§ **DATA LINES**
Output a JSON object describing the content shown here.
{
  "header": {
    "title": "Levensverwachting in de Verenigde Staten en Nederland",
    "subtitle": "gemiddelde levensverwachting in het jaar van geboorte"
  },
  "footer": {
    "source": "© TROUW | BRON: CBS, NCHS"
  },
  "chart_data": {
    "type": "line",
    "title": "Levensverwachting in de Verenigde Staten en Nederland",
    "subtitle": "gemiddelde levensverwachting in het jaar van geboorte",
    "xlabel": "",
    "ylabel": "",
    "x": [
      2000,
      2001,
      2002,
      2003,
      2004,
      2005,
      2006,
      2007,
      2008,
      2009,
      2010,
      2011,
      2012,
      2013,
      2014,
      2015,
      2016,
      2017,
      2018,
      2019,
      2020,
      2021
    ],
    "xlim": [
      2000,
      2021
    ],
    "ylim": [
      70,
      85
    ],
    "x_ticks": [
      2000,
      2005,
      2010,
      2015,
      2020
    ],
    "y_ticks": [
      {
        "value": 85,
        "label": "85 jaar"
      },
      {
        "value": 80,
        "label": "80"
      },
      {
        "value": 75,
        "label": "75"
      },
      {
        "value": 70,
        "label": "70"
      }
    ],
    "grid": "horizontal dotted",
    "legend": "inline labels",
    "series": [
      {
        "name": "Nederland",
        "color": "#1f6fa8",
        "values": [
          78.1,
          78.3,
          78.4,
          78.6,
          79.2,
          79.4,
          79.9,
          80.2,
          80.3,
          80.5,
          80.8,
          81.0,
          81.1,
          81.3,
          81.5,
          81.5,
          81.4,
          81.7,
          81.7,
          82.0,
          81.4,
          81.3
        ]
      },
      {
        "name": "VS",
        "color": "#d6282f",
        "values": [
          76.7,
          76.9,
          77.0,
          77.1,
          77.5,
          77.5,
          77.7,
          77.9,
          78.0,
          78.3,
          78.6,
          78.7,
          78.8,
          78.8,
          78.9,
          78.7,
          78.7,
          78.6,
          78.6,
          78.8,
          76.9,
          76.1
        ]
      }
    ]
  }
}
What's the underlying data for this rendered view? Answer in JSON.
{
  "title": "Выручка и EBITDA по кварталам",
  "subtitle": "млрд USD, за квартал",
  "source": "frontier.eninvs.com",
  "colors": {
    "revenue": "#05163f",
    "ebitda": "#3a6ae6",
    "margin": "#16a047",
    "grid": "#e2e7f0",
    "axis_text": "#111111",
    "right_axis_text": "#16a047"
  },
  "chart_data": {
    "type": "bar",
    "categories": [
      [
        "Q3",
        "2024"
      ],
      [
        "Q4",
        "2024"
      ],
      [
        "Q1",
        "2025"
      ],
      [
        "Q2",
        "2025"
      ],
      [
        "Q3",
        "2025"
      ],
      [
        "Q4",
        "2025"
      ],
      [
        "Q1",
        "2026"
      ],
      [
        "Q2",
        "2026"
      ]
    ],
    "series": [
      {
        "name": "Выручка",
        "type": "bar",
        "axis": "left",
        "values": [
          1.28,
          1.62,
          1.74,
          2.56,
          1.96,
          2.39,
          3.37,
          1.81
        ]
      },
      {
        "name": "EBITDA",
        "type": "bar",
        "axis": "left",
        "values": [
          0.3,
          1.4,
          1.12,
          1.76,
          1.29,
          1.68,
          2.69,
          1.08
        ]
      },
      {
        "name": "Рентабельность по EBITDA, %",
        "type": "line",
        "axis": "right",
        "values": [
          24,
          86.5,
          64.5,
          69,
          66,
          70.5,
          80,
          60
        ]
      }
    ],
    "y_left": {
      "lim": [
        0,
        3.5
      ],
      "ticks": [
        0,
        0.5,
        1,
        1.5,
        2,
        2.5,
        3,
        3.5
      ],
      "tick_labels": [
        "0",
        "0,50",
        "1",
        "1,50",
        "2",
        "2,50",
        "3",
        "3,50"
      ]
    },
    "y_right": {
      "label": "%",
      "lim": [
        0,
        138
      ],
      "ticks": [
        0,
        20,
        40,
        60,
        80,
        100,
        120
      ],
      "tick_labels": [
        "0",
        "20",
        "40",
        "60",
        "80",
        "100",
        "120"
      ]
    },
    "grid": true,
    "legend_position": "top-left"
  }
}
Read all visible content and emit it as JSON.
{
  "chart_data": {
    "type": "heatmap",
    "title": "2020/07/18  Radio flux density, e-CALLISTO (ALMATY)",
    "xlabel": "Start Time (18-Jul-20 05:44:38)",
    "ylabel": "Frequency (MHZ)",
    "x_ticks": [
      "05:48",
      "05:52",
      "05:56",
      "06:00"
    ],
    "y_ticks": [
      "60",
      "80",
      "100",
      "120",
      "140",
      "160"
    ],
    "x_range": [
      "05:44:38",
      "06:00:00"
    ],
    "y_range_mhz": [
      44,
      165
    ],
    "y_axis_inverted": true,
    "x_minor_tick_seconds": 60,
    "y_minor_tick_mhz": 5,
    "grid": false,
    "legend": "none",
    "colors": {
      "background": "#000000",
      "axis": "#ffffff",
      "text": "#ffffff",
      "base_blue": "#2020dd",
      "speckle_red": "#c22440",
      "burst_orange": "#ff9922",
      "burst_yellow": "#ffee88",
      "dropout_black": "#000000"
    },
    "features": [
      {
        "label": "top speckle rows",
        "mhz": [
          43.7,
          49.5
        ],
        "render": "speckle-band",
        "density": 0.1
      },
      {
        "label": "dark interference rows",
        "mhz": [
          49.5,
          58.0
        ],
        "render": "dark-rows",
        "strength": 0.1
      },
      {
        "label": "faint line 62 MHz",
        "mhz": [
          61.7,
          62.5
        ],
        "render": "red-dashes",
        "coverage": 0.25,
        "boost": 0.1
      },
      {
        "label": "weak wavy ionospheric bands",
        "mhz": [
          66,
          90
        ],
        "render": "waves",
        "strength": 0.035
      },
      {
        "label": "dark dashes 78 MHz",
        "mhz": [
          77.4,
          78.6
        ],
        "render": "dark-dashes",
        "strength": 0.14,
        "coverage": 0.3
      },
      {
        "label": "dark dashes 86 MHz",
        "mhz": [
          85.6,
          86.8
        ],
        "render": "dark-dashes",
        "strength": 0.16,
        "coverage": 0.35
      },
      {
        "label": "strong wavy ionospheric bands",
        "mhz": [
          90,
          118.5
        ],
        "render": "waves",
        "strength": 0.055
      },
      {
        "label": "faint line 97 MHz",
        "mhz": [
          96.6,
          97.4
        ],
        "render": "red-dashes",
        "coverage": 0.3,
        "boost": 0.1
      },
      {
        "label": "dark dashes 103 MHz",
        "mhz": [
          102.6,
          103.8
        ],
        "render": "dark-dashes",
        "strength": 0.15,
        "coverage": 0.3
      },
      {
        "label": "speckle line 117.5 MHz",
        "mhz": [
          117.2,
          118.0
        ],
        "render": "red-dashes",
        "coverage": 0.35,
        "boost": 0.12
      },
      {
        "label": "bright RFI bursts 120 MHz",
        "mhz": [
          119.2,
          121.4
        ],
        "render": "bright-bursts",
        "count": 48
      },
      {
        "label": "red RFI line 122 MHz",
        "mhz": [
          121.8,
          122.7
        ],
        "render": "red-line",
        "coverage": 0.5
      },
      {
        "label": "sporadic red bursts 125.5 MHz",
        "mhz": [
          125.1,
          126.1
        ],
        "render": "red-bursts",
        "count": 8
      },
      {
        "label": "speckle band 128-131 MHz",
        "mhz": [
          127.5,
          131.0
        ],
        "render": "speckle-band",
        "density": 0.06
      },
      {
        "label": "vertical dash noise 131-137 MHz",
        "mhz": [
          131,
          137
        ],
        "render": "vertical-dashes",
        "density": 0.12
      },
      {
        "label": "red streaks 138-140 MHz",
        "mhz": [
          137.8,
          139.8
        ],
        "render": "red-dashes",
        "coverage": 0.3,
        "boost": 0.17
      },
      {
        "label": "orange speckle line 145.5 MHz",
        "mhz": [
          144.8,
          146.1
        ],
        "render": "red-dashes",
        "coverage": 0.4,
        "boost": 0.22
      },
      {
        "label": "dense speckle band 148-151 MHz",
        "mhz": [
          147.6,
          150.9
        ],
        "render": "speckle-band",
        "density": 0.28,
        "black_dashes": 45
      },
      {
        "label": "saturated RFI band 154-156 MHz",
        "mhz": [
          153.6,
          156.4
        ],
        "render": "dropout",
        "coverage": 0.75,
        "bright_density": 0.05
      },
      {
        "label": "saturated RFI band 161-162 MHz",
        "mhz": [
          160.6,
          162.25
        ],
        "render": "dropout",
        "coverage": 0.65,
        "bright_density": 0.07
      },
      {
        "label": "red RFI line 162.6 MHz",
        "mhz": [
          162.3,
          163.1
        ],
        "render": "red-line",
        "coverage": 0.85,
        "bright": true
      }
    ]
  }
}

§ **GIVEN PROBLEM**
Check each line of the records for the word "boost", and show the lines that contain it.

§ **CORRECT OUTPUT**
        "boost": 0.1
        "boost": 0.1
        "boost": 0.12
        "boost": 0.17
        "boost": 0.22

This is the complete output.